**Task prompt**
State how many lines of the entries hold the string "treatment". Reply with the number alone.

**Data in this exercise**
※ ※ ※
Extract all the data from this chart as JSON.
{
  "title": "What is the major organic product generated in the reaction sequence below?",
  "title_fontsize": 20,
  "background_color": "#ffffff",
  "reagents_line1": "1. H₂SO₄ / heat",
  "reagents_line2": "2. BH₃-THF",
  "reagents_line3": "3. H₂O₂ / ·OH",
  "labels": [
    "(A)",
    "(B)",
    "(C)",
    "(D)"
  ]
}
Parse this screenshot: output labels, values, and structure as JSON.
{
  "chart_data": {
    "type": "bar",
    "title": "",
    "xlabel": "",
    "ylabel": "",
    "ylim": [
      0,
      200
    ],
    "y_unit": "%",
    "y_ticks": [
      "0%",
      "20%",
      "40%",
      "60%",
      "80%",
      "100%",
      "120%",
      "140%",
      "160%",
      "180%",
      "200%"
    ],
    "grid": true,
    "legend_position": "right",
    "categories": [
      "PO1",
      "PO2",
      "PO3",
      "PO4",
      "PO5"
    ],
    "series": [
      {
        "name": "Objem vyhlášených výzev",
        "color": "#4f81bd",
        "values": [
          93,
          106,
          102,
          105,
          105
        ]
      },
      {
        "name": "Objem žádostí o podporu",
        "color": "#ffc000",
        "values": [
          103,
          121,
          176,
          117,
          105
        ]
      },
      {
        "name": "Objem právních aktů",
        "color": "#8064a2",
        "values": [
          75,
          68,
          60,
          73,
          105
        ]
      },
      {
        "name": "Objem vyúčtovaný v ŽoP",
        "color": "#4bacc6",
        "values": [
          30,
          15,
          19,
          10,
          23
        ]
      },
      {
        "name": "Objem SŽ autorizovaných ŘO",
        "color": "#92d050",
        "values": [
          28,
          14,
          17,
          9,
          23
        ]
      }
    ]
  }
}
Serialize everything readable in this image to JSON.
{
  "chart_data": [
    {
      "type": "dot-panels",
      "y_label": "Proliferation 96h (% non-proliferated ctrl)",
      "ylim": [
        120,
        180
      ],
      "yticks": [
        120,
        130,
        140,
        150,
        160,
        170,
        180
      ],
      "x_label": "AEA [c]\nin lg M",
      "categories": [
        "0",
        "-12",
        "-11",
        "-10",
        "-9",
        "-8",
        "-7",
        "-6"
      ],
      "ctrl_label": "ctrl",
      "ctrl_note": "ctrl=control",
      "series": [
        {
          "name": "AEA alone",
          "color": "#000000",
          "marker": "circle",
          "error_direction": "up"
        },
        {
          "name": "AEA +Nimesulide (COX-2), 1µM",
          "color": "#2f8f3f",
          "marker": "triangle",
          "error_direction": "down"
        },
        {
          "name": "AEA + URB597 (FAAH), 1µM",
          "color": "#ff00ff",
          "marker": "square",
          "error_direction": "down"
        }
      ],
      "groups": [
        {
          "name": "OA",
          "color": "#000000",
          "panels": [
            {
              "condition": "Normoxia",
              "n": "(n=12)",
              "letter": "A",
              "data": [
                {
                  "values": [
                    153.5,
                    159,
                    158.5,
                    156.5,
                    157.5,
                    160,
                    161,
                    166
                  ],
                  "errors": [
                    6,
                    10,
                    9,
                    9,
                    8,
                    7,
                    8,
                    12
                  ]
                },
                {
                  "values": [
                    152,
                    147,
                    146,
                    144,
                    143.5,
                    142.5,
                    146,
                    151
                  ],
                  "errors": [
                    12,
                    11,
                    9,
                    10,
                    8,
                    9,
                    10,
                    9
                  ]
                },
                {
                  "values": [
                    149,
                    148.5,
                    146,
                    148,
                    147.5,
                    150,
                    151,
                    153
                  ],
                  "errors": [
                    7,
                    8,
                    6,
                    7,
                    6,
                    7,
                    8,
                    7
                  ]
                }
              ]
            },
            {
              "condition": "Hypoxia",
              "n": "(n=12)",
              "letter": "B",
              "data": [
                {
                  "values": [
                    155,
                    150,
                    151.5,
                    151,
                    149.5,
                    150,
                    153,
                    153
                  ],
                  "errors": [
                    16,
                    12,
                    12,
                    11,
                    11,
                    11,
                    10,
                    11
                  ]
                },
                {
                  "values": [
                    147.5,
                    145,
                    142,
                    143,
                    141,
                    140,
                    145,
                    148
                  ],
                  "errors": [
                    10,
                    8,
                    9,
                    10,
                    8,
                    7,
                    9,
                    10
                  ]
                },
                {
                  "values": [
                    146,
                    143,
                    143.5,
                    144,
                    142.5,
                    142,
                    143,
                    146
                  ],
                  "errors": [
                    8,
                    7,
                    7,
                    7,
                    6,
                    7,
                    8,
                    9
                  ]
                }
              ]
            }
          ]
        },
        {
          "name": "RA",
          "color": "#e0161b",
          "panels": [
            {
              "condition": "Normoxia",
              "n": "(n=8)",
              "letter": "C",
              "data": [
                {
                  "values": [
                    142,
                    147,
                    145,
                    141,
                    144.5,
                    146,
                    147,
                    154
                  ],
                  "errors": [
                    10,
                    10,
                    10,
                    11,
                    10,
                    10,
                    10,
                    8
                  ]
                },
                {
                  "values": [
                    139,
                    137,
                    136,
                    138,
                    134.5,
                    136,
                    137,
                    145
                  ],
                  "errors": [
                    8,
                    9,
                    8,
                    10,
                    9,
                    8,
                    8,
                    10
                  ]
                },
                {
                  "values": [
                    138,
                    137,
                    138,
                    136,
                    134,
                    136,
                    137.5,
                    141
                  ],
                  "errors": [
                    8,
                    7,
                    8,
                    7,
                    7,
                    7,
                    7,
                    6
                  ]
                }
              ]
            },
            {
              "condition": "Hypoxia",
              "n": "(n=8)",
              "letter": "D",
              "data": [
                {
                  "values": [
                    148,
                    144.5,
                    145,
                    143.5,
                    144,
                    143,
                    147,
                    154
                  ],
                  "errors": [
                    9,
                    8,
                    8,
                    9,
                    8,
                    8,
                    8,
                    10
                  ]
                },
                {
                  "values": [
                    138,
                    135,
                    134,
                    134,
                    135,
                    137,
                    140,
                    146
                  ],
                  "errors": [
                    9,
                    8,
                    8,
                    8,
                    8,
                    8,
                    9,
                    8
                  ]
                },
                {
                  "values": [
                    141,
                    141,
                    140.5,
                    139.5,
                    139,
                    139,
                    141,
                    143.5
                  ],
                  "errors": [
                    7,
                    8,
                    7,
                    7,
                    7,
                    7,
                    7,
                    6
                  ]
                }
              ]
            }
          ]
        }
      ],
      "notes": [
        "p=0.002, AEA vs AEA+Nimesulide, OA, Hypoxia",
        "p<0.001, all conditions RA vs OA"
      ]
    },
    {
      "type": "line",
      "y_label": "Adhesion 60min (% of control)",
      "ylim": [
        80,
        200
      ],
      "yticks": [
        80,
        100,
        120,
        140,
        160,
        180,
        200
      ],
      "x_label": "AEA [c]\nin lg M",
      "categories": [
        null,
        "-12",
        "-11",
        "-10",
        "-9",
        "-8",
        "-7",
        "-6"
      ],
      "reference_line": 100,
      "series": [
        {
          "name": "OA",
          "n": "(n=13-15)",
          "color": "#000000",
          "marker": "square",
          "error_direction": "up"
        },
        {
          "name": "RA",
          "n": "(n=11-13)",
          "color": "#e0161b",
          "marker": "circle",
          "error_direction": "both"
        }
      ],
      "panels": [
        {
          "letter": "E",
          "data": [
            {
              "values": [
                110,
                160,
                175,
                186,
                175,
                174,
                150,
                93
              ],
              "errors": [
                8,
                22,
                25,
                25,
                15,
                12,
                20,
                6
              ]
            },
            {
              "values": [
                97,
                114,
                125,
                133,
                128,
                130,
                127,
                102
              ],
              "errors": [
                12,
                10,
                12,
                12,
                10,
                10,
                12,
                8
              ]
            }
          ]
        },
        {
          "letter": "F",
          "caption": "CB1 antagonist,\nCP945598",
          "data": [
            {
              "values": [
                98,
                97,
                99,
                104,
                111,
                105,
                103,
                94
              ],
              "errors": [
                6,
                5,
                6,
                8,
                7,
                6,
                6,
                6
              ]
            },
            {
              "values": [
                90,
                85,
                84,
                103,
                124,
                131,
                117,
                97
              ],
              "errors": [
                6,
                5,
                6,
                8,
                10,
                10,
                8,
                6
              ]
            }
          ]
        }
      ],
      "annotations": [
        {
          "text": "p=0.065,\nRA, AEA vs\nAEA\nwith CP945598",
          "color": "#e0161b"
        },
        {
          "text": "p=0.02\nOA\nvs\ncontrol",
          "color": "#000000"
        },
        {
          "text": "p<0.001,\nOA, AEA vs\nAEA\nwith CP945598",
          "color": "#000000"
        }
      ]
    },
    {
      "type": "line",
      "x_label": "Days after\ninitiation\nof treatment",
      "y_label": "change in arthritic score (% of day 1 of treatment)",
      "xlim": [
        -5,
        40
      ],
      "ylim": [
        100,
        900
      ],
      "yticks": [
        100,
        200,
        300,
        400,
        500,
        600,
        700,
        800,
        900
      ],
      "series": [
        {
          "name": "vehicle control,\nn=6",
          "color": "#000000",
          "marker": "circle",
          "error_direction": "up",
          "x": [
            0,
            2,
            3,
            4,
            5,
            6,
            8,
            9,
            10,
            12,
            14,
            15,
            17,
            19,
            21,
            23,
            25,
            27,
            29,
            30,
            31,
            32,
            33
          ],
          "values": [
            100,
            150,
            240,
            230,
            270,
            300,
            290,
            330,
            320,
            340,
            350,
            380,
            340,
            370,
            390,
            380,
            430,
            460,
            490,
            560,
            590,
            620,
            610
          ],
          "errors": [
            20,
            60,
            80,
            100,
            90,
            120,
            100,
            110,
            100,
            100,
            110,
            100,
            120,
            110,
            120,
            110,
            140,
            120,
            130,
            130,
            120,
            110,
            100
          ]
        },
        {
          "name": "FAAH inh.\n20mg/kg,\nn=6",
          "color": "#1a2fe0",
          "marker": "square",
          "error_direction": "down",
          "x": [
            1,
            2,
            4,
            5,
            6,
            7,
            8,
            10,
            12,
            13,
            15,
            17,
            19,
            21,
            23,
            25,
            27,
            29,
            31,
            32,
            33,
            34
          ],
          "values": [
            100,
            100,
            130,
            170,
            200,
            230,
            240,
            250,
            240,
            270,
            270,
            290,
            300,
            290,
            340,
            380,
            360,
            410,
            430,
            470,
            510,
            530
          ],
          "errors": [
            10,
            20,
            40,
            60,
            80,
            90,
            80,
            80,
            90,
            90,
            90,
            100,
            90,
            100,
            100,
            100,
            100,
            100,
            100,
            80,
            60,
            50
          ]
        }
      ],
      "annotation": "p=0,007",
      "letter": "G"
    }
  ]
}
※ ※ ※
**Answer to this problem**
2